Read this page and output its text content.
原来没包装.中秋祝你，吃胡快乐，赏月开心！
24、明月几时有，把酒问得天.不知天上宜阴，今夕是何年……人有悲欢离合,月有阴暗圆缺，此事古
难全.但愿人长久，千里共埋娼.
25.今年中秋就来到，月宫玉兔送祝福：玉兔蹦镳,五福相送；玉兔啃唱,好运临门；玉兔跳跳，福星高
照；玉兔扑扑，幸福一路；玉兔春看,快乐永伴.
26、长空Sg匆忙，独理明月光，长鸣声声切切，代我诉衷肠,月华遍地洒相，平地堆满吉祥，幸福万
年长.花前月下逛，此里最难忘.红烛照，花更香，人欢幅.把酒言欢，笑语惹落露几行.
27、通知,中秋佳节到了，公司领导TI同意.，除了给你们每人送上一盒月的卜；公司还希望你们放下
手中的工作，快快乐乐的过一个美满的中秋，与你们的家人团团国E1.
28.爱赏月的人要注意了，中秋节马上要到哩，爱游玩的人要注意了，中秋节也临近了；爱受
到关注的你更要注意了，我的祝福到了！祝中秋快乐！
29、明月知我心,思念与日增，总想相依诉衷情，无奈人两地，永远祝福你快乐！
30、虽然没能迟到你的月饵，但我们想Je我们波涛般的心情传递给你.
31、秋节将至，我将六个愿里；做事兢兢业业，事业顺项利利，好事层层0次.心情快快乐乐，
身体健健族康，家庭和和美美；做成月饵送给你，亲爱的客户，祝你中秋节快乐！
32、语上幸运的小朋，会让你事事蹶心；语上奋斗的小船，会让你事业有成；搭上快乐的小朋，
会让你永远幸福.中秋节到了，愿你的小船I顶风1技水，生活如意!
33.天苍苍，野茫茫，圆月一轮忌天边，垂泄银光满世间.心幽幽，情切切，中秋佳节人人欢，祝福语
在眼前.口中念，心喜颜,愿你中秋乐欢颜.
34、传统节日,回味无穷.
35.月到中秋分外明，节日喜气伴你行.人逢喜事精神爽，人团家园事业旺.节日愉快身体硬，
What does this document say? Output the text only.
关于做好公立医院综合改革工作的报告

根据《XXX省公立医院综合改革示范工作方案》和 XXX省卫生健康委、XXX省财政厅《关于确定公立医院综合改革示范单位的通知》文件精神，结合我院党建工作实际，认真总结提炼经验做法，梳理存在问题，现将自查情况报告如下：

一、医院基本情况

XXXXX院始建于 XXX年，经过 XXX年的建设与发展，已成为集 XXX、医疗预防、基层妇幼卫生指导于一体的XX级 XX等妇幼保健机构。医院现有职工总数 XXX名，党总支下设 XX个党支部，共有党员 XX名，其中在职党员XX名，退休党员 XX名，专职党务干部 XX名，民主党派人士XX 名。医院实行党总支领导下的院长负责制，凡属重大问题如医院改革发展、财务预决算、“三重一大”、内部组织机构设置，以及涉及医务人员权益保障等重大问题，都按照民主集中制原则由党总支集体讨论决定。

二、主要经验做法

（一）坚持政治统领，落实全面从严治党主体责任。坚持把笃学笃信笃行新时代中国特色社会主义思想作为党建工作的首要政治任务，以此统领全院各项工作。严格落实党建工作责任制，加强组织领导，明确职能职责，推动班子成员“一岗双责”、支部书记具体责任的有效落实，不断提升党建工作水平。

- DIRECTIONS
Reproduce the data in its entirety, matching each character.

- FINISHED TASK
Read this page and output its text content.
原来没包装.中秋祝你，吃胡快乐，赏月开心！
24、明月几时有，把酒问得天.不知天上宜阴，今夕是何年……人有悲欢离合,月有阴暗圆缺，此事古
难全.但愿人长久，千里共埋娼.
25.今年中秋就来到，月宫玉兔送祝福：玉兔蹦镳,五福相送；玉兔啃唱,好运临门；玉兔跳跳，福星高
照；玉兔扑扑，幸福一路；玉兔春看,快乐永伴.
26、长空Sg匆忙，独理明月光，长鸣声声切切，代我诉衷肠,月华遍地洒相，平地堆满吉祥，幸福万
年长.花前月下逛，此里最难忘.红烛照，花更香，人欢幅.把酒言欢，笑语惹落露几行.
27、通知,中秋佳节到了，公司领导TI同意.，除了给你们每人送上一盒月的卜；公司还希望你们放下
手中的工作，快快乐乐的过一个美满的中秋，与你们的家人团团国E1.
28.爱赏月的人要注意了，中秋节马上要到哩，爱游玩的人要注意了，中秋节也临近了；爱受
到关注的你更要注意了，我的祝福到了！祝中秋快乐！
29、明月知我心,思念与日增，总想相依诉衷情，无奈人两地，永远祝福你快乐！
30、虽然没能迟到你的月饵，但我们想Je我们波涛般的心情传递给你.
31、秋节将至，我将六个愿里；做事兢兢业业，事业顺项利利，好事层层0次.心情快快乐乐，
身体健健族康，家庭和和美美；做成月饵送给你，亲爱的客户，祝你中秋节快乐！
32、语上幸运的小朋，会让你事事蹶心；语上奋斗的小船，会让你事业有成；搭上快乐的小朋，
会让你永远幸福.中秋节到了，愿你的小船I顶风1技水，生活如意!
33.天苍苍，野茫茫，圆月一轮忌天边，垂泄银光满世间.心幽幽，情切切，中秋佳节人人欢，祝福语
在眼前.口中念，心喜颜,愿你中秋乐欢颜.
34、传统节日,回味无穷.
35.月到中秋分外明，节日喜气伴你行.人逢喜事精神爽，人团家园事业旺.节日愉快身体硬，
What does this document say? Output the text only.
关于做好公立医院综合改革工作的报告

根据《XXX省公立医院综合改革示范工作方案》和 XXX省卫生健康委、XXX省财政厅《关于确定公立医院综合改革示范单位的通知》文件精神，结合我院党建工作实际，认真总结提炼经验做法，梳理存在问题，现将自查情况报告如下：

一、医院基本情况

XXXXX院始建于 XXX年，经过 XXX年的建设与发展，已成为集 XXX、医疗预防、基层妇幼卫生指导于一体的XX级 XX等妇幼保健机构。医院现有职工总数 XXX名，党总支下设 XX个党支部，共有党员 XX名，其中在职党员XX名，退休党员 XX名，专职党务干部 XX名，民主党派人士XX 名。医院实行党总支领导下的院长负责制，凡属重大问题如医院改革发展、财务预决算、“三重一大”、内部组织机构设置，以及涉及医务人员权益保障等重大问题，都按照民主集中制原则由党总支集体讨论决定。

二、主要经验做法

（一）坚持政治统领，落实全面从严治党主体责任。坚持把笃学笃信笃行新时代中国特色社会主义思想作为党建工作的首要政治任务，以此统领全院各项工作。严格落实党建工作责任制，加强组织领导，明确职能职责，推动班子成员“一岗双责”、支部书记具体责任的有效落实，不断提升党建工作水平。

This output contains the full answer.